* [TEXT EXCERPT]:
# 5. Feed-Forward Network

**Position-wise transformations to add non-linearity and expressiveness**

Alright, multi-head attention is behind us. Now for something... simpler?

The feed-forward network (FFN).

Here's the deal: attention lets tokens talk to each other, which is great. But it's all linear transformations and weighted sums. We need some **non-linearity** in here—some way for the model to learn complex, non-linear relationships.

That's where the FFN comes in.

## What is the Feed-Forward Network?

It's just a two-layer fully connected neural network. Applied independently to each position.

That's it. No attention, no looking at other tokens. Just:
1. **Expand** the representation to a higher dimension
2. **Apply a non-linear activation** (GELU in our case)
3. **Project** back down to the original dimension

Think of it as giving each token's representation some "personal processing time" to transform itself in complex, non-linear ways.

## The Architecture

$$\text{FFN}(x) = W_2 \cdot \text{GELU}(W_1 \cdot x + b_1) + b_2$$

Breaking it down:
- **$W_1$**: Weights for the first layer, shape $[d_{ff}, d_{model}] = [64, 16]$ (expansion)
- **$b_1$**: Bias for the first layer, shape $[d_{ff}] = [64]$
- **GELU**: Gaussian Error Linear Unit activation
- **$W_2$**: Weights for the second layer, shape $[d_{model}, d_{ff}] = [16, 64]$ (projection)
- **$b_2$**: Bias for the second layer, shape $[d_{model}] = [16]$

**Why expand to 64 dimensions?** The standard ratio in transformers is $d_{ff} = 4 \times d_{model}$. The expansion gives the model more "room" to represent complex transformations.

* [RECORD LIST]:
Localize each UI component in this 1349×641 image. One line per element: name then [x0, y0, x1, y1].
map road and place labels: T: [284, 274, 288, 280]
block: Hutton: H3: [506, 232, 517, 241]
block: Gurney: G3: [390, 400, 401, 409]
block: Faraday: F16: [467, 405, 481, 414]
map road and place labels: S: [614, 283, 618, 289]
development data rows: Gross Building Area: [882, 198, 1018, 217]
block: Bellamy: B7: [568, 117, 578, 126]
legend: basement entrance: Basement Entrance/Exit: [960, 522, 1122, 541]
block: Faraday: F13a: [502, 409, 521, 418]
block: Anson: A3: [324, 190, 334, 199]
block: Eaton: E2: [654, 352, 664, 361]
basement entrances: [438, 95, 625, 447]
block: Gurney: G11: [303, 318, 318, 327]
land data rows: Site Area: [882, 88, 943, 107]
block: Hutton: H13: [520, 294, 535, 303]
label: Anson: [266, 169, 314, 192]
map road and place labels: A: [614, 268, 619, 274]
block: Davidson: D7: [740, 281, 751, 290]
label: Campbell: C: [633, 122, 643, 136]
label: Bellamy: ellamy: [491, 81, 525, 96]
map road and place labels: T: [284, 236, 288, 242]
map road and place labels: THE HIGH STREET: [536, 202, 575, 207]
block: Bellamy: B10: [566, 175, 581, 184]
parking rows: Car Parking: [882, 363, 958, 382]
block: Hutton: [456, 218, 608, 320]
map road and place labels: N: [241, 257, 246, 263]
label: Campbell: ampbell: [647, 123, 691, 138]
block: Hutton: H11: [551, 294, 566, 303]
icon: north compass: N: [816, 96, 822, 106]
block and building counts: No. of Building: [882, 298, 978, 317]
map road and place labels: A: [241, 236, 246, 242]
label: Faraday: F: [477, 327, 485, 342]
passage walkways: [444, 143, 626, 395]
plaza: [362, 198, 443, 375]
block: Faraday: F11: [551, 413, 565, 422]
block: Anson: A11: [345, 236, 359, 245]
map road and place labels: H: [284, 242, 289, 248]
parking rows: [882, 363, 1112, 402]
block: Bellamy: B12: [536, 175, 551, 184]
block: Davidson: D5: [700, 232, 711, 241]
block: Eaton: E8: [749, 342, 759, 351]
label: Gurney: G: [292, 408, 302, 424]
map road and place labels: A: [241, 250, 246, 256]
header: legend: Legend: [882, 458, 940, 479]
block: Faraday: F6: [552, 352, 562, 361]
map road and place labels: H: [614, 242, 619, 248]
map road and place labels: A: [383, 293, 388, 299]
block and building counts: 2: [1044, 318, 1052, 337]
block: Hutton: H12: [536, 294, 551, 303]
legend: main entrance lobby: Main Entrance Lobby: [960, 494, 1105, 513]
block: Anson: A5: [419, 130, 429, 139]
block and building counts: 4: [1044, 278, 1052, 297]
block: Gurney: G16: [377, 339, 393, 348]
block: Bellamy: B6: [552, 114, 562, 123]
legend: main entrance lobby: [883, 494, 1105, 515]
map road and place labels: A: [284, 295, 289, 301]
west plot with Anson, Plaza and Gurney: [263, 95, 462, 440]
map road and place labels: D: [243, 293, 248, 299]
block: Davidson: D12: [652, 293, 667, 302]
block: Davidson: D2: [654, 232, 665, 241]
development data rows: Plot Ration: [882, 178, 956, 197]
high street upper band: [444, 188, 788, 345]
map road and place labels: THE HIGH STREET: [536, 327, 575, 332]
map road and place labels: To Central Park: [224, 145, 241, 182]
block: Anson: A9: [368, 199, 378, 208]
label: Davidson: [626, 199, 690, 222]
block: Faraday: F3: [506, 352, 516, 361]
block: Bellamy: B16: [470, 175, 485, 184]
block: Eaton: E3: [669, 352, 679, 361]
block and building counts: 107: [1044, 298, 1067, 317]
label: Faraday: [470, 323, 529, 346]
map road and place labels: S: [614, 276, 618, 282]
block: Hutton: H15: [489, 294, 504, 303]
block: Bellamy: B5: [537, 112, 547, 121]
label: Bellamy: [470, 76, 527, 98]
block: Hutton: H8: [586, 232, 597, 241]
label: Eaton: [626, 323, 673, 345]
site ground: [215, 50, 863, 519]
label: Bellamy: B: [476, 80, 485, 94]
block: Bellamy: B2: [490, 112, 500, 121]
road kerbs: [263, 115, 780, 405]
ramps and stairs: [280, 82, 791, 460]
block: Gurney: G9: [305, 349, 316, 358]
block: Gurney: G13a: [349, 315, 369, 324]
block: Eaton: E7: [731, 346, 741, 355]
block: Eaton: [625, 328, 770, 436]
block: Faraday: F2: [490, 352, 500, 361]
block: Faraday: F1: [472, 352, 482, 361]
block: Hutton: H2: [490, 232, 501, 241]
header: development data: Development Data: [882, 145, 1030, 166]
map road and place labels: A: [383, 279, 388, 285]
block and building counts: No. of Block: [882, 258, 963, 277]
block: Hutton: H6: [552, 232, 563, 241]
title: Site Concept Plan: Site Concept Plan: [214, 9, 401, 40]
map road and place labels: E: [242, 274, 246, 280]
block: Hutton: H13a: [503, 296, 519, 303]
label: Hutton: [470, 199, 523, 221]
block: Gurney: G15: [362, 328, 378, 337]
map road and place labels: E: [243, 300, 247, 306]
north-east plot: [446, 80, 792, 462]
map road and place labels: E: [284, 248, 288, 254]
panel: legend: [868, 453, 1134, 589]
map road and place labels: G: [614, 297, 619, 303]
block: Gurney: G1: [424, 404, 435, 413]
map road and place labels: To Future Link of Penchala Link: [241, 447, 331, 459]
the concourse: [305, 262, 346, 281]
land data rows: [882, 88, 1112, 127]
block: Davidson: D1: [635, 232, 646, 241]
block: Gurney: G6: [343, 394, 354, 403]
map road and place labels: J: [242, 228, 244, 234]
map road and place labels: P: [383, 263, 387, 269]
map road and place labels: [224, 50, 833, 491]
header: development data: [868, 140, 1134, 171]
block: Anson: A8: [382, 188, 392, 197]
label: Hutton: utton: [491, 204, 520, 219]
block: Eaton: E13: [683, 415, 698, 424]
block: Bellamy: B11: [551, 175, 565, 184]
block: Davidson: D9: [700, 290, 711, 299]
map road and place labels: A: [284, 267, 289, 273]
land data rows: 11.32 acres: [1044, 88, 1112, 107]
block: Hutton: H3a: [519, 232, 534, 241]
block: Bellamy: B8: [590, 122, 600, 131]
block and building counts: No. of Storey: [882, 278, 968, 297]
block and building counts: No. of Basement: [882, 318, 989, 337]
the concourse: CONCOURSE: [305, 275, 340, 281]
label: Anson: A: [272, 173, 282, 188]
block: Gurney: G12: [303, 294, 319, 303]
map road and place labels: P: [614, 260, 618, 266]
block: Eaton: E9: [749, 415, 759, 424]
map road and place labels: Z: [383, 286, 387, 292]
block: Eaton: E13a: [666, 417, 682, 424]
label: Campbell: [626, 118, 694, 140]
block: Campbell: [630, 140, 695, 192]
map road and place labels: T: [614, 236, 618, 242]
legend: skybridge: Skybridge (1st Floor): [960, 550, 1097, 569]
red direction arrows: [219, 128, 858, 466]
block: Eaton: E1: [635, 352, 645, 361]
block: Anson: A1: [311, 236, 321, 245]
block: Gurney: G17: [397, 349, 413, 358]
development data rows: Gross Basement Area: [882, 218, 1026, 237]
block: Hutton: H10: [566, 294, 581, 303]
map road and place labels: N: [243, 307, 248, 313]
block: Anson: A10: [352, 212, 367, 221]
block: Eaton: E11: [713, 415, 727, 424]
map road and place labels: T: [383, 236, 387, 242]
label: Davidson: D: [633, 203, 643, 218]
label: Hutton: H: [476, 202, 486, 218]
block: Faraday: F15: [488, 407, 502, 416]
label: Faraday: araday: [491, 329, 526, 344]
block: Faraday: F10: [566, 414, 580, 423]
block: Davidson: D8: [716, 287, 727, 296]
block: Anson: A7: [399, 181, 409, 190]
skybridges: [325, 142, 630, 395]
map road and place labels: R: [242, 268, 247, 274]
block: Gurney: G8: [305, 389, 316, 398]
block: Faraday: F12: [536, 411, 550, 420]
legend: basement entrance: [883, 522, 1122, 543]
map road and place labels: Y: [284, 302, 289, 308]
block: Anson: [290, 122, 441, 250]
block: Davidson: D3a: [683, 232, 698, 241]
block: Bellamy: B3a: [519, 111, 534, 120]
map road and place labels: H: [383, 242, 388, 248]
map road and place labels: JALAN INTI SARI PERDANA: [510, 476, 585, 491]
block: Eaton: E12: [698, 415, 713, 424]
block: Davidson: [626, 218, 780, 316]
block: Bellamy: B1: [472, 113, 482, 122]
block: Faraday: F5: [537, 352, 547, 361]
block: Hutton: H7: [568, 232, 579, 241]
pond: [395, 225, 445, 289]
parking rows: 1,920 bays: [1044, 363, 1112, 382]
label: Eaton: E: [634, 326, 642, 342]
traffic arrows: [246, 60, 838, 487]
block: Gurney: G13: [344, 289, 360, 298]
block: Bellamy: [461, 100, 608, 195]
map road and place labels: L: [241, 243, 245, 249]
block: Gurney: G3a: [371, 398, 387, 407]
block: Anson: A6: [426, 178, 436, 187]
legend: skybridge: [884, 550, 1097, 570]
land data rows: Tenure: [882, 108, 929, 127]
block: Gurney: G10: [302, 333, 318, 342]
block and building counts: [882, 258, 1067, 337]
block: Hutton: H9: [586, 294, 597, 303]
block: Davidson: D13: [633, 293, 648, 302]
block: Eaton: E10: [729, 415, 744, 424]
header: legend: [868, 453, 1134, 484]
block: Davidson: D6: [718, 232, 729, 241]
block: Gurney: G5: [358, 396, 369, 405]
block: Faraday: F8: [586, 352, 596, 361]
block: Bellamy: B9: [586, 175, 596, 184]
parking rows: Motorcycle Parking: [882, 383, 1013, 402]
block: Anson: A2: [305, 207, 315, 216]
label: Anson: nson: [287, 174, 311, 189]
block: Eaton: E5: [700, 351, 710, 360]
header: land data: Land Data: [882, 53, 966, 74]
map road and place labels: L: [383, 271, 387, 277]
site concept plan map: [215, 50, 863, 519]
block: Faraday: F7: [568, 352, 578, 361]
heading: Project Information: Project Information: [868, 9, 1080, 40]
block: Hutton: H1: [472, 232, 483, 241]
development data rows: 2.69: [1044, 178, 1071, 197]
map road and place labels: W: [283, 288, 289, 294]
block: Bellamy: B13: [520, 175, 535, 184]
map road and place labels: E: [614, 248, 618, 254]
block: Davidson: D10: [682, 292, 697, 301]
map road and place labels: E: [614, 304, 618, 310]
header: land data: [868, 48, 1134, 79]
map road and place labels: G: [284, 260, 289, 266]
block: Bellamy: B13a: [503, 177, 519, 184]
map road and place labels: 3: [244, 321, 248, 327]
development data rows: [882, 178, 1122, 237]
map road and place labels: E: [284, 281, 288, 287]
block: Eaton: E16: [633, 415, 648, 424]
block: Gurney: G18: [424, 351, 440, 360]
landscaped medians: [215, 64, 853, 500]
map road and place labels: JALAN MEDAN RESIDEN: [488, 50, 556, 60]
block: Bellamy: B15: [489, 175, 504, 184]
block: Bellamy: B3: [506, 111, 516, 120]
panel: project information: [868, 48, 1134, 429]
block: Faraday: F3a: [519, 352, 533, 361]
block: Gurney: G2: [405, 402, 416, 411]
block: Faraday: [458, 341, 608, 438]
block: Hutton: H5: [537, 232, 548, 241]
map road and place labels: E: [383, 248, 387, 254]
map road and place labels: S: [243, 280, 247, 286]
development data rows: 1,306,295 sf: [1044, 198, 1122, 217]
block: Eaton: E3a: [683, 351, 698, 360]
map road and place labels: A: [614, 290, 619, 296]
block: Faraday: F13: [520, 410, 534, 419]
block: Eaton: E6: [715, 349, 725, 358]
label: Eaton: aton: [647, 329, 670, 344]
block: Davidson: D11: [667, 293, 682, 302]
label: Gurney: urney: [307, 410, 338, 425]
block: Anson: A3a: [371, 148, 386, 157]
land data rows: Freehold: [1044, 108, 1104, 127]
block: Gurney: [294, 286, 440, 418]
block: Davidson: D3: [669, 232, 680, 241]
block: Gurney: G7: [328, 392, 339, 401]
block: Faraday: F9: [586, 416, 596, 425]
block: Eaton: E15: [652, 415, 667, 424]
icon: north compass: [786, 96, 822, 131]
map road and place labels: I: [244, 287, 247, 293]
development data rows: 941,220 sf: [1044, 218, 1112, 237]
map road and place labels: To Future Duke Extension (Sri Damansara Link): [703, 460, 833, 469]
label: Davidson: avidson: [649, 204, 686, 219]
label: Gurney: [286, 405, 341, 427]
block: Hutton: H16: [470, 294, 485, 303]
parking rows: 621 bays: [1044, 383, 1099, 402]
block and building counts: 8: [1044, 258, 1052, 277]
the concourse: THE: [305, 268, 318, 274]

* [PROBLEMS AND TASKS]:
1. Decide whether each statement agrees with the feed-forward network section. (a) The feed-forward network lets each token look at the other tokens. (b) The activation function used here is GELU. (c) The feed-forward network is applied to each position independently.
2. Continue the feed-forward network section from the point where it stops, keeping its tone and its dimensions.

* [OUTPUTS BY TASK]:
1.
(a) No: "No attention, no looking at other tokens."
(b) Yes: "GELU in our case"
(c) Yes: "Applied independently to each position."

2.
In [None]:
import random
import math

random.seed(42)

# Model hyperparameters
VOCAB_SIZE = 6
D_MODEL = 16
D_FF = 64  # 4 * D_MODEL
MAX_SEQ_LEN = 5
NUM_HEADS = 2
D_K = D_MODEL // NUM_HEADS

TOKEN_NAMES = ["<PAD>", "<BOS>", "<EOS>", "I", "like", "transformers"]

In [None]:
# Helper functions
def random_vector(size, scale=0.1):
    return [random.gauss(0, scale) for _ in range(size)]

def random_matrix(rows, cols, scale=0.1):
    return [[random.gauss(0, scale) for _ in range(cols)] for _ in range(rows)]

def add_vectors(v1, v2):
    return [a + b for a, b in zip(v1, v2)]

def matmul(A, B):
    m, n = len(A), len(A[0])
    p = len(B[0])
    return [[sum(A[i][k] * B[k][j] for k in range(n)) for j in range(p)] for i in range(m)]

def transpose(A):
    return [[A[i][j] for i in range(len(A))] for j in range(len(A[0]))]

def softmax(vec):
    max_val = max(v for v in vec if v != float('-inf'))
    exp_vec = [math.exp(v - max_val) if v != float('-inf') else 0 for v in vec]
    sum_exp = sum(exp_vec)
    return [e / sum_exp for e in exp_vec]

def gelu(x):
    """GELU activation: x * Φ(x) using tanh approximation"""
    return 0.5 * x * (1 + math.tanh(math.sqrt(2 / math.pi) * (x + 0.044715 * x**3)))

def format_vector(vec, decimals=4):
    return "[" + ", ".join([f"{v:7.{decimals}f}" for v in vec]) + "]"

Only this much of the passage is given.